▸ What this task involves
Using the records below, count the lines with "CuSO₄" in them. Give the number only.

▸ Data provided
◇ ◇ ◇ ◇ ◇

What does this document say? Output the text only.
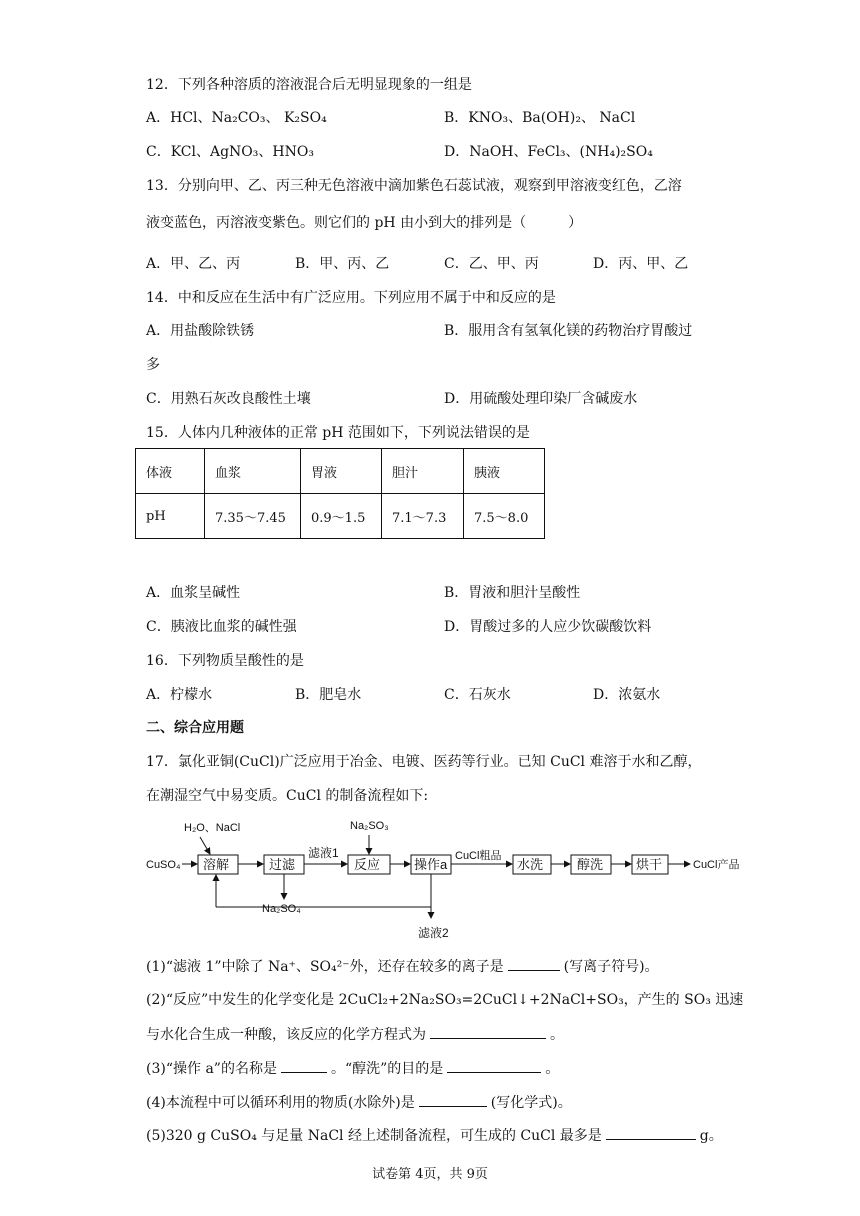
12．下列各种溶质的溶液混合后无明显现象的一组是
A．HCl、Na₂CO₃、 K₂SO₄	B．KNO₃、Ba(OH)₂、 NaCl
C．KCl、AgNO₃、HNO₃	D．NaOH、FeCl₃、(NH₄)₂SO₄
13．分别向甲、乙、丙三种无色溶液中滴加紫色石蕊试液，观察到甲溶液变红色，乙溶
液变蓝色，丙溶液变紫色。则它们的 pH 由小到大的排列是（　　　）
A．甲、乙、丙	B．甲、丙、乙	C．乙、甲、丙	D．丙、甲、乙
14．中和反应在生活中有广泛应用。下列应用不属于中和反应的是
A．用盐酸除铁锈	B．服用含有氢氧化镁的药物治疗胃酸过
多
C．用熟石灰改良酸性土壤	D．用硫酸处理印染厂含碱废水
15．人体内几种液体的正常 pH 范围如下，下列说法错误的是
体液	血浆	胃液	胆汁	胰液
pH	7.35～7.45	0.9～1.5	7.1～7.3	7.5～8.0
A．血浆呈碱性	B．胃液和胆汁呈酸性
C．胰液比血浆的碱性强	D．胃酸过多的人应少饮碳酸饮料
16．下列物质呈酸性的是
A．柠檬水	B．肥皂水	C．石灰水	D．浓氨水
二、综合应用题
17．氯化亚铜(CuCl)广泛应用于冶金、电镀、医药等行业。已知 CuCl 难溶于水和乙醇，
在潮湿空气中易变质。CuCl 的制备流程如下:
CuSO₄
H₂O、NaCl
溶解	过滤
滤液1
Na₂SO₄
Na₂SO₃
反应	操作a
CuCl粗品
水洗	醇洗	烘干	CuCl产品
滤液2
(1)“滤液 1”中除了 Na⁺、SO₄²⁻外，还存在较多的离子是	(写离子符号)。
(2)“反应”中发生的化学变化是 2CuCl₂+2Na₂SO₃=2CuCl↓+2NaCl+SO₃，产生的 SO₃ 迅速
与水化合生成一种酸，该反应的化学方程式为	。
(3)“操作 a”的名称是	。“醇洗”的目的是	。
(4)本流程中可以循环利用的物质(水除外)是	(写化学式)。
(5)320 g CuSO₄ 与足量 NaCl 经上述制备流程，可生成的 CuCl 最多是	g。
试卷第 4页，共 9页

◇ ◇ ◇ ◇ ◇

▸ Task answer
2